Data entries
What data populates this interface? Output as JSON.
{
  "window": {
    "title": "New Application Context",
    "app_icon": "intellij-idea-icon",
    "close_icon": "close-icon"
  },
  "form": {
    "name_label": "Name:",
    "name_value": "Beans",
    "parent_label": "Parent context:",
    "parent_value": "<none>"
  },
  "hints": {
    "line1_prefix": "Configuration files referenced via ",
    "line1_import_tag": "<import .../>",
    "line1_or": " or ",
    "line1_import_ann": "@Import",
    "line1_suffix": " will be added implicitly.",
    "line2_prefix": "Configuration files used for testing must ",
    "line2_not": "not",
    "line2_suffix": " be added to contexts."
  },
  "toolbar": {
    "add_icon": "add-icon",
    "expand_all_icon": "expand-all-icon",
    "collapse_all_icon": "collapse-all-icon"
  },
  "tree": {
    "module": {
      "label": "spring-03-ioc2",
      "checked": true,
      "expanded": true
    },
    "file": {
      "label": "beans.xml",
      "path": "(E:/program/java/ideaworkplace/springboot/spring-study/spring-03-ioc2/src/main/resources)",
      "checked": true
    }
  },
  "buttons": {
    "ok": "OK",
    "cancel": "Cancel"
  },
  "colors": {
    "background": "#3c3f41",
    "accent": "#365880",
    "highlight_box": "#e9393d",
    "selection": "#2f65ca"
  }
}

--

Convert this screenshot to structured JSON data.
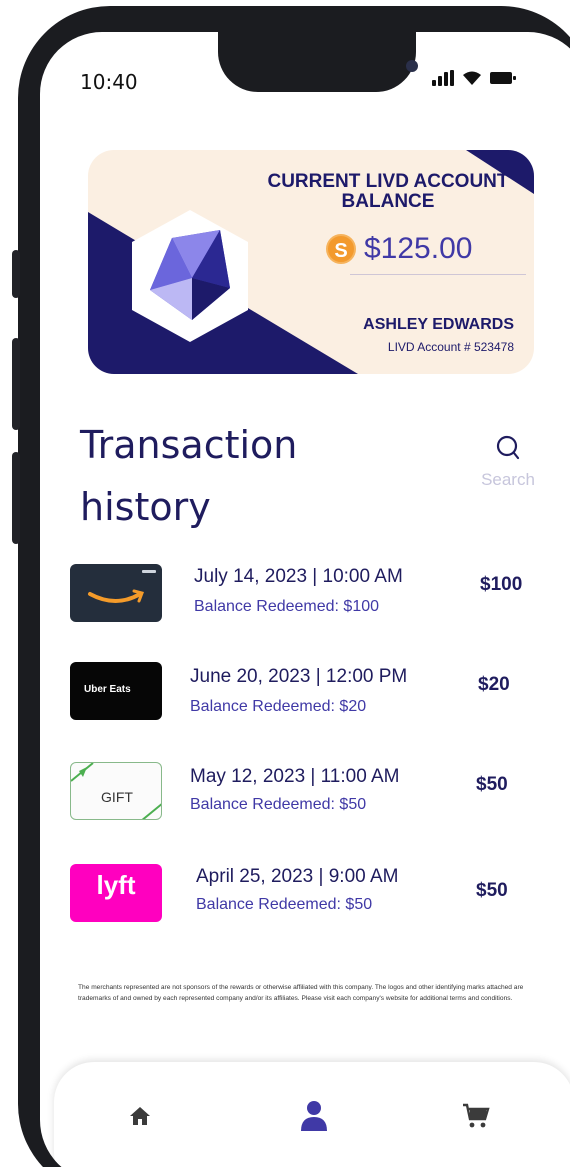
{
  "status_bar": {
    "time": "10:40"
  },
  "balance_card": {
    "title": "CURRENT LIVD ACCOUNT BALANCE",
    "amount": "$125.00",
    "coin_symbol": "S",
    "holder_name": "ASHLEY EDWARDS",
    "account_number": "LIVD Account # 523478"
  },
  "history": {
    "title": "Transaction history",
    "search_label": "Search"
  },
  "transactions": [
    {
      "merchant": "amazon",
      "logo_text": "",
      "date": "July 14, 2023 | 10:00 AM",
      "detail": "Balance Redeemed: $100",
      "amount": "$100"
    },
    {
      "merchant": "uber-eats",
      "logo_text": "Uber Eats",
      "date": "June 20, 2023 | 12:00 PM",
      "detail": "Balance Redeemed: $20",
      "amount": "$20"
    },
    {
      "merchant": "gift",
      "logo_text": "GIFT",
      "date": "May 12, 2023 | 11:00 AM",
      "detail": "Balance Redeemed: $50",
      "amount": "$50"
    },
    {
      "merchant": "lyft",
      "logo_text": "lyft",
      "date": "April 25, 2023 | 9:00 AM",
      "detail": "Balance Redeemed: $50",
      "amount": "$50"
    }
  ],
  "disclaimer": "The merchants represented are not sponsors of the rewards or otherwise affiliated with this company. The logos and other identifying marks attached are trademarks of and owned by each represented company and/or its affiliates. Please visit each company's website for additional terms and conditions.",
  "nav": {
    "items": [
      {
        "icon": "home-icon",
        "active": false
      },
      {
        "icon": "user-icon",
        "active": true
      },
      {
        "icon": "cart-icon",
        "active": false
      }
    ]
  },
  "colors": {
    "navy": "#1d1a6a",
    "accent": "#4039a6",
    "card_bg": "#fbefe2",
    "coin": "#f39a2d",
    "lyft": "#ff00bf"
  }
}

* * *

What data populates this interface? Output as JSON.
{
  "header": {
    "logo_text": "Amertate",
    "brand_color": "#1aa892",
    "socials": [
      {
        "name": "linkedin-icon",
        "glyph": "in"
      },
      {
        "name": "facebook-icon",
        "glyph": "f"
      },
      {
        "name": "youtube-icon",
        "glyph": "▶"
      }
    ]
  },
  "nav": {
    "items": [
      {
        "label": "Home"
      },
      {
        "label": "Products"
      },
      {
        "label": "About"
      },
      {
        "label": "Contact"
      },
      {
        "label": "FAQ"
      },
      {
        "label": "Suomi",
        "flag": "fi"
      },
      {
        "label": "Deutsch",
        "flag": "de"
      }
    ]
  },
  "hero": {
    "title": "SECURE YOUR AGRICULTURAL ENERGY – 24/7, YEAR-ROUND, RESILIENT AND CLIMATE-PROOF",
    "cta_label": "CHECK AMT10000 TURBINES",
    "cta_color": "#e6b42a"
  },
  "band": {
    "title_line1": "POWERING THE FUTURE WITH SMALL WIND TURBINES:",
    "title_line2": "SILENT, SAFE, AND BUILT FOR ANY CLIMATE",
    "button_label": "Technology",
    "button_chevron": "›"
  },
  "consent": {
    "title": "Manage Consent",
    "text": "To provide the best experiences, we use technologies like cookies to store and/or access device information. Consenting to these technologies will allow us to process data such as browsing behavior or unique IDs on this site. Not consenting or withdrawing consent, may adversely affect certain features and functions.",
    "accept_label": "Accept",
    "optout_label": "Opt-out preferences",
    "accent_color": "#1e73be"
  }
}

▶ Task description
From the listing above, report the number of lines containing the string "history", without any accompanying remarks.

▶ Full response
2